Written exercise:
Extract all lines that hold "circunstancias" from the records below.

--- START OF The records ---

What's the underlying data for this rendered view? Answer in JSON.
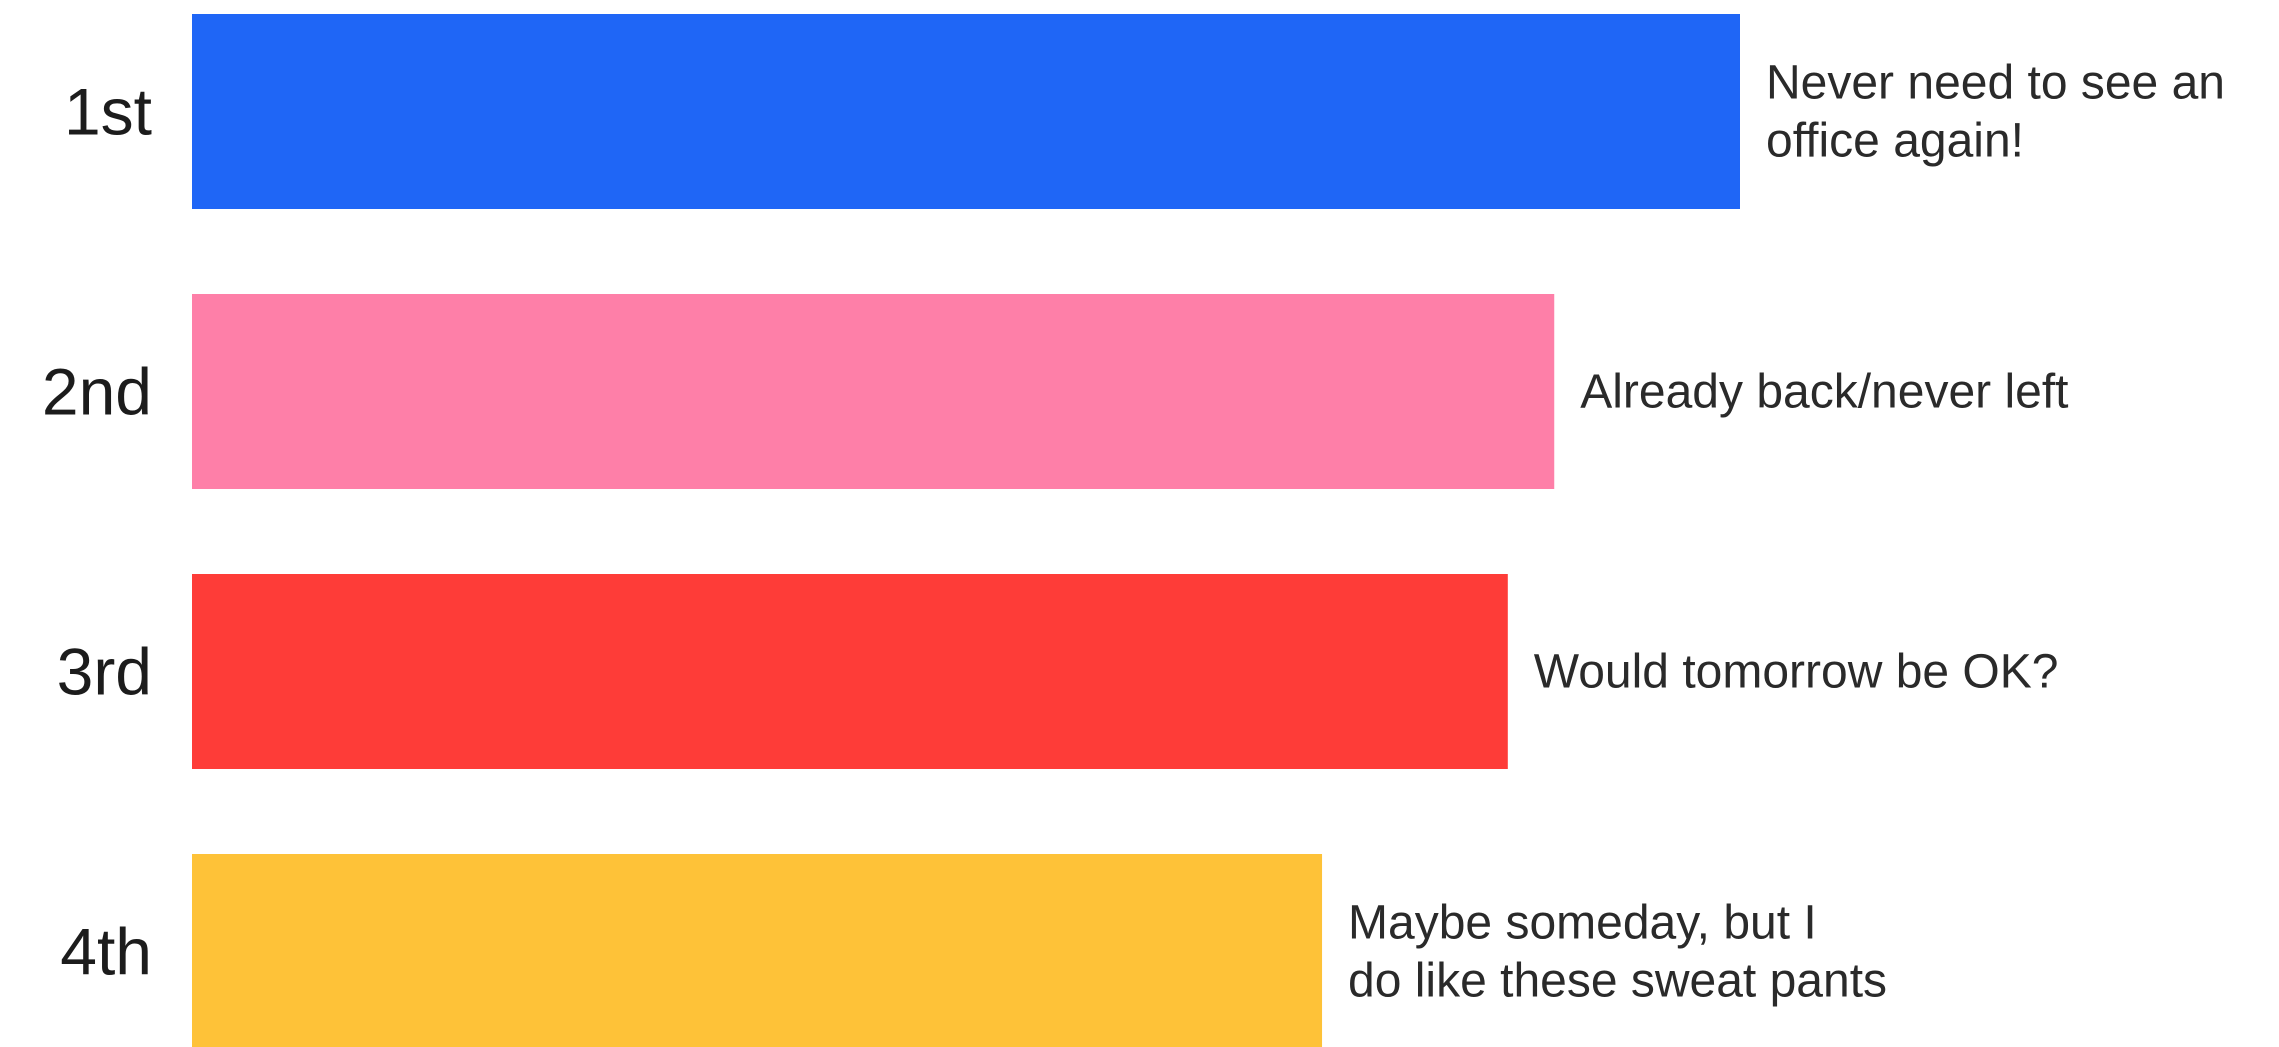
{
  "chart_data": {
    "type": "bar",
    "orientation": "horizontal",
    "categories": [
      "1st",
      "2nd",
      "3rd",
      "4th"
    ],
    "values": [
      100,
      88,
      85,
      73
    ],
    "value_scale": "percent of top bar",
    "labels": [
      [
        "Never need to see an",
        "office again!"
      ],
      [
        "Already back/never left"
      ],
      [
        "Would tomorrow be OK?"
      ],
      [
        "Maybe someday, but I",
        "do like these sweat pants"
      ]
    ],
    "colors": [
      "#1f66f6",
      "#fe7fa8",
      "#fe3c38",
      "#fec238"
    ],
    "title": "",
    "xlabel": "",
    "ylabel": "",
    "grid": false,
    "legend": "none"
  }
}
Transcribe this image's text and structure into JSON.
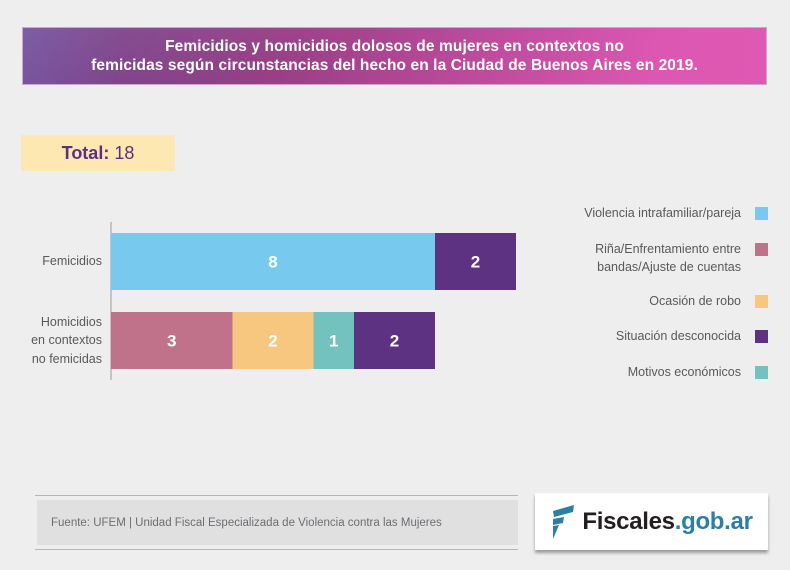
{
  "header": {
    "title": "Femicidios y homicidios dolosos de mujeres en contextos no\nfemicidas según circunstancias del hecho en la Ciudad de Buenos Aires en 2019."
  },
  "total": {
    "label": "Total:",
    "value": "18"
  },
  "chart_data": {
    "type": "bar",
    "orientation": "horizontal",
    "stacked": true,
    "title": "Femicidios y homicidios dolosos de mujeres en contextos no femicidas según circunstancias del hecho en la Ciudad de Buenos Aires en 2019.",
    "xlabel": "",
    "ylabel": "",
    "xlim": [
      0,
      10
    ],
    "grid": false,
    "legend_position": "right",
    "categories": [
      "Femicidios",
      "Homicidios\nen contextos\nno femicidas"
    ],
    "series": [
      {
        "name": "Violencia intrafamiliar/pareja",
        "color": "#78c9ee",
        "values": [
          8,
          0
        ]
      },
      {
        "name": "Riña/Enfrentamiento entre\nbandas/Ajuste de cuentas",
        "color": "#c0728b",
        "values": [
          0,
          3
        ]
      },
      {
        "name": "Ocasión de robo",
        "color": "#f8c77f",
        "values": [
          0,
          2
        ]
      },
      {
        "name": "Motivos económicos",
        "color": "#74c2c0",
        "values": [
          0,
          1
        ]
      },
      {
        "name": "Situación desconocida",
        "color": "#5e3283",
        "values": [
          2,
          2
        ]
      }
    ],
    "legend_order": [
      "Violencia intrafamiliar/pareja",
      "Riña/Enfrentamiento entre\nbandas/Ajuste de cuentas",
      "Ocasión de robo",
      "Situación desconocida",
      "Motivos económicos"
    ]
  },
  "footer": {
    "source": "Fuente: UFEM | Unidad Fiscal Especializada de Violencia contra las Mujeres"
  },
  "logo": {
    "icon": "fiscales-f-icon",
    "text_main": "Fiscales",
    "text_domain": ".gob.ar",
    "domain_color": "#2b7fa3"
  }
}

--- END OF The records ---

Exercise output:
    "title": "Femicidios y homicidios dolosos de mujeres en contextos no\nfemicidas según circunstancias del hecho en la Ciudad de Buenos Aires en 2019."
    "title": "Femicidios y homicidios dolosos de mujeres en contextos no femicidas según circunstancias del hecho en la Ciudad de Buenos Aires en 2019.",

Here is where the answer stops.